* [Task instructions] Exactly as written, retype the listing below, omitting the pictures.

* [Extracted entries]
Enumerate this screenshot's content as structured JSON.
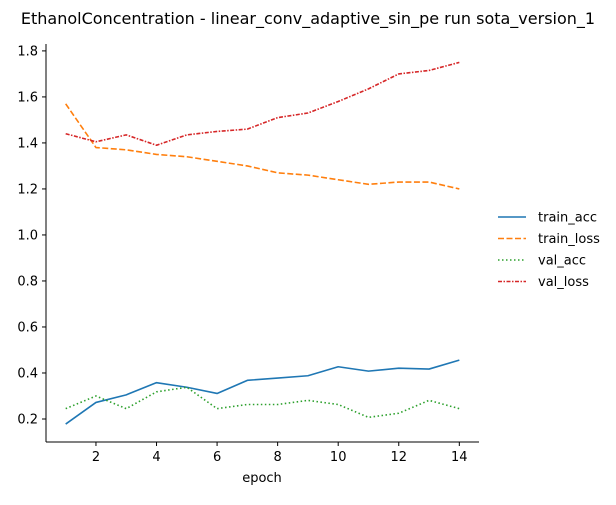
{
  "chart_data": {
    "type": "line",
    "title": "EthanolConcentration - linear_conv_adaptive_sin_pe run sota_version_1",
    "xlabel": "epoch",
    "ylabel": "",
    "xlim": [
      0.35,
      14.65
    ],
    "ylim": [
      0.1,
      1.83
    ],
    "xticks": [
      2,
      4,
      6,
      8,
      10,
      12,
      14
    ],
    "yticks": [
      0.2,
      0.4,
      0.6,
      0.8,
      1.0,
      1.2,
      1.4,
      1.6,
      1.8
    ],
    "ytick_labels": [
      "0.2",
      "0.4",
      "0.6",
      "0.8",
      "1.0",
      "1.2",
      "1.4",
      "1.6",
      "1.8"
    ],
    "grid": false,
    "legend_position": "right-outside",
    "x": [
      1,
      2,
      3,
      4,
      5,
      6,
      7,
      8,
      9,
      10,
      11,
      12,
      13,
      14
    ],
    "series": [
      {
        "name": "train_acc",
        "color": "#1f77b4",
        "dash": "solid",
        "values": [
          0.178,
          0.272,
          0.305,
          0.358,
          0.338,
          0.311,
          0.368,
          0.378,
          0.388,
          0.427,
          0.408,
          0.421,
          0.417,
          0.456
        ]
      },
      {
        "name": "train_loss",
        "color": "#ff7f0e",
        "dash": "dashed",
        "values": [
          1.57,
          1.38,
          1.37,
          1.35,
          1.34,
          1.32,
          1.3,
          1.27,
          1.26,
          1.24,
          1.22,
          1.23,
          1.23,
          1.2
        ]
      },
      {
        "name": "val_acc",
        "color": "#2ca02c",
        "dash": "dotted",
        "values": [
          0.245,
          0.3,
          0.245,
          0.318,
          0.338,
          0.245,
          0.263,
          0.263,
          0.281,
          0.263,
          0.207,
          0.225,
          0.281,
          0.245
        ]
      },
      {
        "name": "val_loss",
        "color": "#d62728",
        "dash": "dashdot",
        "values": [
          1.44,
          1.405,
          1.435,
          1.39,
          1.435,
          1.45,
          1.46,
          1.51,
          1.53,
          1.58,
          1.635,
          1.7,
          1.715,
          1.75
        ]
      }
    ]
  }
}
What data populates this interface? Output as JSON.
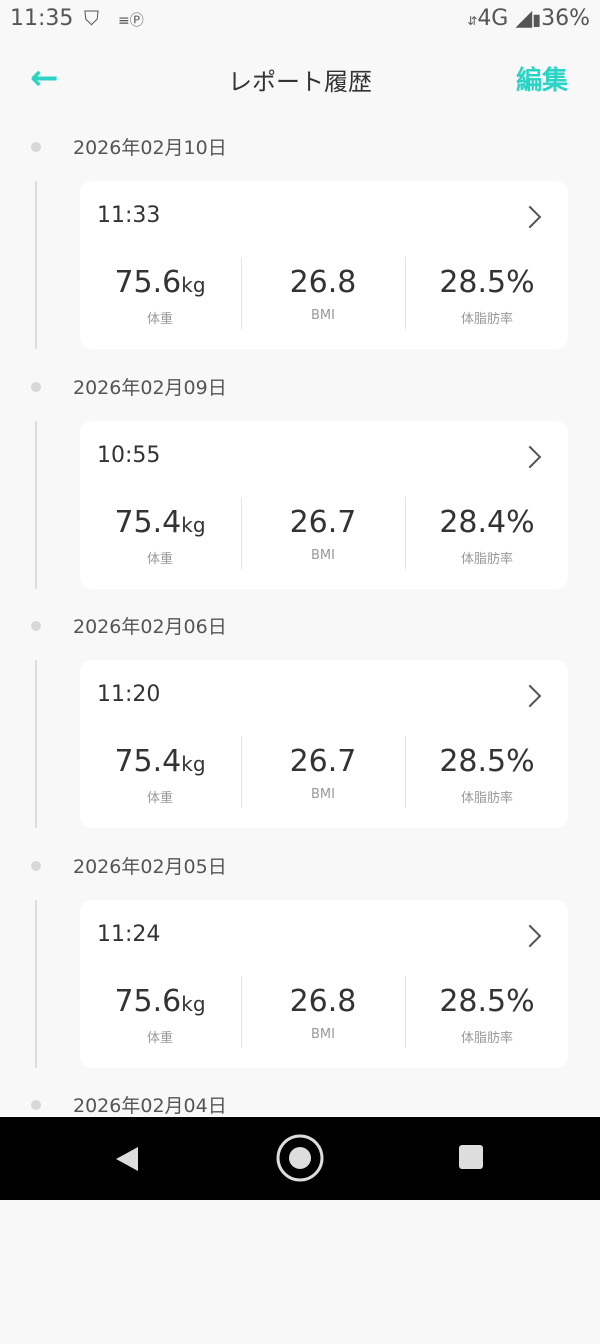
{
  "status": {
    "time": "11:35",
    "network": "4G",
    "battery": "36%"
  },
  "header": {
    "title": "レポート履歴",
    "edit_label": "編集"
  },
  "labels": {
    "weight": "体重",
    "bmi": "BMI",
    "fat": "体脂肪率",
    "kg": "kg"
  },
  "reports": [
    {
      "date": "2026年02月10日",
      "time": "11:33",
      "weight": "75.6",
      "bmi": "26.8",
      "fat": "28.5%"
    },
    {
      "date": "2026年02月09日",
      "time": "10:55",
      "weight": "75.4",
      "bmi": "26.7",
      "fat": "28.4%"
    },
    {
      "date": "2026年02月06日",
      "time": "11:20",
      "weight": "75.4",
      "bmi": "26.7",
      "fat": "28.5%"
    },
    {
      "date": "2026年02月05日",
      "time": "11:24",
      "weight": "75.6",
      "bmi": "26.8",
      "fat": "28.5%"
    },
    {
      "date": "2026年02月04日"
    }
  ],
  "colors": {
    "accent": "#2ad4c4"
  }
}
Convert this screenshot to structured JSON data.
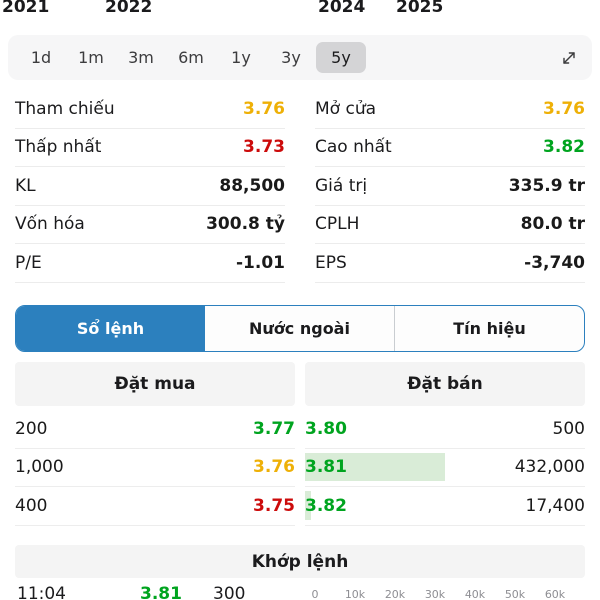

* [The solution]
Enumerate this screenshot's content as structured JSON.
{
  "chart_data": {
    "type": "line",
    "title": "EthanolConcentration - linear_conv_adaptive_sin_pe run sota_version_1",
    "xlabel": "epoch",
    "ylabel": "",
    "xlim": [
      0.35,
      14.65
    ],
    "ylim": [
      0.1,
      1.83
    ],
    "xticks": [
      2,
      4,
      6,
      8,
      10,
      12,
      14
    ],
    "yticks": [
      0.2,
      0.4,
      0.6,
      0.8,
      1.0,
      1.2,
      1.4,
      1.6,
      1.8
    ],
    "ytick_labels": [
      "0.2",
      "0.4",
      "0.6",
      "0.8",
      "1.0",
      "1.2",
      "1.4",
      "1.6",
      "1.8"
    ],
    "grid": false,
    "legend_position": "right-outside",
    "x": [
      1,
      2,
      3,
      4,
      5,
      6,
      7,
      8,
      9,
      10,
      11,
      12,
      13,
      14
    ],
    "series": [
      {
        "name": "train_acc",
        "color": "#1f77b4",
        "dash": "solid",
        "values": [
          0.178,
          0.272,
          0.305,
          0.358,
          0.338,
          0.311,
          0.368,
          0.378,
          0.388,
          0.427,
          0.408,
          0.421,
          0.417,
          0.456
        ]
      },
      {
        "name": "train_loss",
        "color": "#ff7f0e",
        "dash": "dashed",
        "values": [
          1.57,
          1.38,
          1.37,
          1.35,
          1.34,
          1.32,
          1.3,
          1.27,
          1.26,
          1.24,
          1.22,
          1.23,
          1.23,
          1.2
        ]
      },
      {
        "name": "val_acc",
        "color": "#2ca02c",
        "dash": "dotted",
        "values": [
          0.245,
          0.3,
          0.245,
          0.318,
          0.338,
          0.245,
          0.263,
          0.263,
          0.281,
          0.263,
          0.207,
          0.225,
          0.281,
          0.245
        ]
      },
      {
        "name": "val_loss",
        "color": "#d62728",
        "dash": "dashdot",
        "values": [
          1.44,
          1.405,
          1.435,
          1.39,
          1.435,
          1.45,
          1.46,
          1.51,
          1.53,
          1.58,
          1.635,
          1.7,
          1.715,
          1.75
        ]
      }
    ]
  }
}
What data populates this interface? Output as JSON.
{
  "status": {
    "time": "11:35",
    "network": "4G",
    "battery": "36%"
  },
  "header": {
    "title": "レポート履歴",
    "edit_label": "編集"
  },
  "labels": {
    "weight": "体重",
    "bmi": "BMI",
    "fat": "体脂肪率",
    "kg": "kg"
  },
  "reports": [
    {
      "date": "2026年02月10日",
      "time": "11:33",
      "weight": "75.6",
      "bmi": "26.8",
      "fat": "28.5%"
    },
    {
      "date": "2026年02月09日",
      "time": "10:55",
      "weight": "75.4",
      "bmi": "26.7",
      "fat": "28.4%"
    },
    {
      "date": "2026年02月06日",
      "time": "11:20",
      "weight": "75.4",
      "bmi": "26.7",
      "fat": "28.5%"
    },
    {
      "date": "2026年02月05日",
      "time": "11:24",
      "weight": "75.6",
      "bmi": "26.8",
      "fat": "28.5%"
    },
    {
      "date": "2026年02月04日"
    }
  ],
  "colors": {
    "accent": "#2ad4c4"
  }
}
Convert this screenshot to structured JSON data.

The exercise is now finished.